▸ BRIEF: Extract every entry word for word.
++++++++
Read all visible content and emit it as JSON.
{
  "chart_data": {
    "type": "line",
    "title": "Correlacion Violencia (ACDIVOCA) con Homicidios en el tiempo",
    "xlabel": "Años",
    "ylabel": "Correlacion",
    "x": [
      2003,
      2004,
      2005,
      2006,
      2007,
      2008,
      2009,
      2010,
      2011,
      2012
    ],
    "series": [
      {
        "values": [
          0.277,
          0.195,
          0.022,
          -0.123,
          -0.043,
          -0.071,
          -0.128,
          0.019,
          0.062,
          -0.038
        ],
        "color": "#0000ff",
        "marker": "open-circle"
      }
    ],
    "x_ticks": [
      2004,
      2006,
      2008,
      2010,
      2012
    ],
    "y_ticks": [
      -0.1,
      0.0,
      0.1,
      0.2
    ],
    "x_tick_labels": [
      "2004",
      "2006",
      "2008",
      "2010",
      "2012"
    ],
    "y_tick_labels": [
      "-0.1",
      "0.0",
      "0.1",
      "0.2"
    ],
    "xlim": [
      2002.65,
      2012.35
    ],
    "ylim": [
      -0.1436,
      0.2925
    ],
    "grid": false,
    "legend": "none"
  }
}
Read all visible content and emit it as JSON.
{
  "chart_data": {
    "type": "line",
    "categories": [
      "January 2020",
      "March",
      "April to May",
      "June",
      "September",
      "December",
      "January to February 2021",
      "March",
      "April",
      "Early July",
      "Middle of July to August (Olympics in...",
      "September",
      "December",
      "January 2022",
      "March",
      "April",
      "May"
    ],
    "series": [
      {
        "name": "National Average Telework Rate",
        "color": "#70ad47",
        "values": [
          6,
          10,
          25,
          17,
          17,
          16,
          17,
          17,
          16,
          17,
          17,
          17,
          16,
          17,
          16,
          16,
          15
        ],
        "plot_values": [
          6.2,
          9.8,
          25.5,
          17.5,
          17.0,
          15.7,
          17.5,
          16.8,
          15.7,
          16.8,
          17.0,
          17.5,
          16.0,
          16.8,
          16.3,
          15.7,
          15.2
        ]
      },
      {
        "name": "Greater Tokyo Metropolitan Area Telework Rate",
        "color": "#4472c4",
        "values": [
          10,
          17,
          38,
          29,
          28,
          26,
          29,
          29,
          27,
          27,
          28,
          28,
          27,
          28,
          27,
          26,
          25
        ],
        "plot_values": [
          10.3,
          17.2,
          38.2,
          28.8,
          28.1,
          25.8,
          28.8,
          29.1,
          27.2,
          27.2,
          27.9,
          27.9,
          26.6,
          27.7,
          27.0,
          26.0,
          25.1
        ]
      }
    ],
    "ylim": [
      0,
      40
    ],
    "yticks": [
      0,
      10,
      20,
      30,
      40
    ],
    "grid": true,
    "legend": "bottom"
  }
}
++++++++
▸ ANSWER FOR THIS EXERCISE:
Read all visible content and emit it as JSON.
{
  "chart_data": {
    "type": "line",
    "title": "Correlacion Violencia (ACDIVOCA) con Homicidios en el tiempo",
    "xlabel": "Años",
    "ylabel": "Correlacion",
    "x": [
      2003,
      2004,
      2005,
      2006,
      2007,
      2008,
      2009,
      2010,
      2011,
      2012
    ],
    "series": [
      {
        "values": [
          0.277,
          0.195,
          0.022,
          -0.123,
          -0.043,
          -0.071,
          -0.128,
          0.019,
          0.062,
          -0.038
        ],
        "color": "#0000ff",
        "marker": "open-circle"
      }
    ],
    "x_ticks": [
      2004,
      2006,
      2008,
      2010,
      2012
    ],
    "y_ticks": [
      -0.1,
      0.0,
      0.1,
      0.2
    ],
    "x_tick_labels": [
      "2004",
      "2006",
      "2008",
      "2010",
      "2012"
    ],
    "y_tick_labels": [
      "-0.1",
      "0.0",
      "0.1",
      "0.2"
    ],
    "xlim": [
      2002.65,
      2012.35
    ],
    "ylim": [
      -0.1436,
      0.2925
    ],
    "grid": false,
    "legend": "none"
  }
}
Read all visible content and emit it as JSON.
{
  "chart_data": {
    "type": "line",
    "categories": [
      "January 2020",
      "March",
      "April to May",
      "June",
      "September",
      "December",
      "January to February 2021",
      "March",
      "April",
      "Early July",
      "Middle of July to August (Olympics in...",
      "September",
      "December",
      "January 2022",
      "March",
      "April",
      "May"
    ],
    "series": [
      {
        "name": "National Average Telework Rate",
        "color": "#70ad47",
        "values": [
          6,
          10,
          25,
          17,
          17,
          16,
          17,
          17,
          16,
          17,
          17,
          17,
          16,
          17,
          16,
          16,
          15
        ],
        "plot_values": [
          6.2,
          9.8,
          25.5,
          17.5,
          17.0,
          15.7,
          17.5,
          16.8,
          15.7,
          16.8,
          17.0,
          17.5,
          16.0,
          16.8,
          16.3,
          15.7,
          15.2
        ]
      },
      {
        "name": "Greater Tokyo Metropolitan Area Telework Rate",
        "color": "#4472c4",
        "values": [
          10,
          17,
          38,
          29,
          28,
          26,
          29,
          29,
          27,
          27,
          28,
          28,
          27,
          28,
          27,
          26,
          25
        ],
        "plot_values": [
          10.3,
          17.2,
          38.2,
          28.8,
          28.1,
          25.8,
          28.8,
          29.1,
          27.2,
          27.2,
          27.9,
          27.9,
          26.6,
          27.7,
          27.0,
          26.0,
          25.1
        ]
      }
    ],
    "ylim": [
      0,
      40
    ],
    "yticks": [
      0,
      10,
      20,
      30,
      40
    ],
    "grid": true,
    "legend": "bottom"
  }
}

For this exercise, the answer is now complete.